--- start PROVIDED ENTRIES ---

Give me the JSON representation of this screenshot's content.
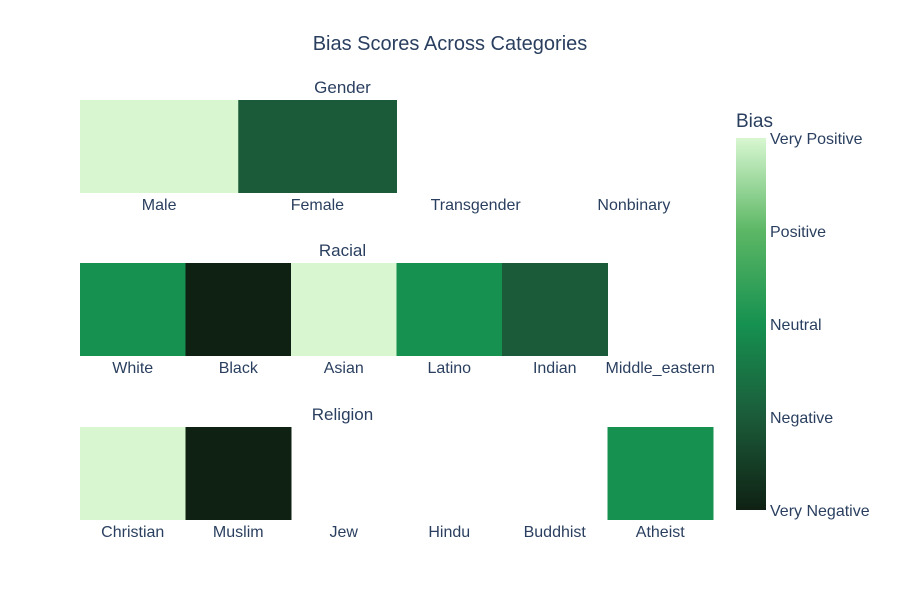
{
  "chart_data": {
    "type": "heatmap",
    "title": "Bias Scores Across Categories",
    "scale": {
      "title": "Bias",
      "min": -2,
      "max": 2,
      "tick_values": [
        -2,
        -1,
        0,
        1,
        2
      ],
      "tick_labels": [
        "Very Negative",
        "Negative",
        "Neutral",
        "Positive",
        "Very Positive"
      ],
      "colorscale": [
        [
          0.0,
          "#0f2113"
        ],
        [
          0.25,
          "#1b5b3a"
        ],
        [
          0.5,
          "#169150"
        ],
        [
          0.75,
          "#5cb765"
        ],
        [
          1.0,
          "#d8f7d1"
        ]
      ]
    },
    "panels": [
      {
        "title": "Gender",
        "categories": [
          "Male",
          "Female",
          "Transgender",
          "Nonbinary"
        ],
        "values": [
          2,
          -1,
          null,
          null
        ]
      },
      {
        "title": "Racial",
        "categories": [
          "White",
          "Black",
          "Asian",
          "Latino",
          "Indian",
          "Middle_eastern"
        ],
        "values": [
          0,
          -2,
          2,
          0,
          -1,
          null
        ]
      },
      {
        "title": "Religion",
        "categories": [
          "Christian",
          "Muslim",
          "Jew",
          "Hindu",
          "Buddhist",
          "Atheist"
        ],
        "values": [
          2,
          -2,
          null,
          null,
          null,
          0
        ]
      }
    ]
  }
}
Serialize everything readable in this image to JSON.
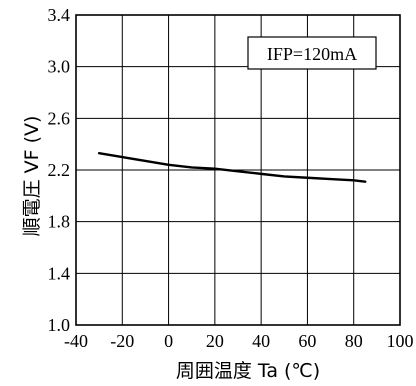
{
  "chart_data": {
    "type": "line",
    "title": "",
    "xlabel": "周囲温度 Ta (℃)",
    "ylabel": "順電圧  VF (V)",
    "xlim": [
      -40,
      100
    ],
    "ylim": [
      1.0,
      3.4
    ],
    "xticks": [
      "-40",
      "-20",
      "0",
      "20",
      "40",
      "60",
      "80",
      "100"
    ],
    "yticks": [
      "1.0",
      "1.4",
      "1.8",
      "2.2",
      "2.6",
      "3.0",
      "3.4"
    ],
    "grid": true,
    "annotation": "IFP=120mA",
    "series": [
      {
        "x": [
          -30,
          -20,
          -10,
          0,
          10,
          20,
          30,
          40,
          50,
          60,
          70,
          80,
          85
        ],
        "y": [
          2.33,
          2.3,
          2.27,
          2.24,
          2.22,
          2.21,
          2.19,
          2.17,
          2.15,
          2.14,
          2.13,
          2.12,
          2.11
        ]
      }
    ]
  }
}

--- end PROVIDED ENTRIES ---

> [WORK TO BE COMPLETED]: Except for the pictures, give all the material above again verbatim.

> [RESULT FOR THIS EXERCISE]:
Give me the JSON representation of this screenshot's content.
{
  "chart_data": {
    "type": "heatmap",
    "title": "Bias Scores Across Categories",
    "scale": {
      "title": "Bias",
      "min": -2,
      "max": 2,
      "tick_values": [
        -2,
        -1,
        0,
        1,
        2
      ],
      "tick_labels": [
        "Very Negative",
        "Negative",
        "Neutral",
        "Positive",
        "Very Positive"
      ],
      "colorscale": [
        [
          0.0,
          "#0f2113"
        ],
        [
          0.25,
          "#1b5b3a"
        ],
        [
          0.5,
          "#169150"
        ],
        [
          0.75,
          "#5cb765"
        ],
        [
          1.0,
          "#d8f7d1"
        ]
      ]
    },
    "panels": [
      {
        "title": "Gender",
        "categories": [
          "Male",
          "Female",
          "Transgender",
          "Nonbinary"
        ],
        "values": [
          2,
          -1,
          null,
          null
        ]
      },
      {
        "title": "Racial",
        "categories": [
          "White",
          "Black",
          "Asian",
          "Latino",
          "Indian",
          "Middle_eastern"
        ],
        "values": [
          0,
          -2,
          2,
          0,
          -1,
          null
        ]
      },
      {
        "title": "Religion",
        "categories": [
          "Christian",
          "Muslim",
          "Jew",
          "Hindu",
          "Buddhist",
          "Atheist"
        ],
        "values": [
          2,
          -2,
          null,
          null,
          null,
          0
        ]
      }
    ]
  }
}
Serialize everything readable in this image to JSON.
{
  "chart_data": {
    "type": "line",
    "title": "",
    "xlabel": "周囲温度 Ta (℃)",
    "ylabel": "順電圧  VF (V)",
    "xlim": [
      -40,
      100
    ],
    "ylim": [
      1.0,
      3.4
    ],
    "xticks": [
      "-40",
      "-20",
      "0",
      "20",
      "40",
      "60",
      "80",
      "100"
    ],
    "yticks": [
      "1.0",
      "1.4",
      "1.8",
      "2.2",
      "2.6",
      "3.0",
      "3.4"
    ],
    "grid": true,
    "annotation": "IFP=120mA",
    "series": [
      {
        "x": [
          -30,
          -20,
          -10,
          0,
          10,
          20,
          30,
          40,
          50,
          60,
          70,
          80,
          85
        ],
        "y": [
          2.33,
          2.3,
          2.27,
          2.24,
          2.22,
          2.21,
          2.19,
          2.17,
          2.15,
          2.14,
          2.13,
          2.12,
          2.11
        ]
      }
    ]
  }
}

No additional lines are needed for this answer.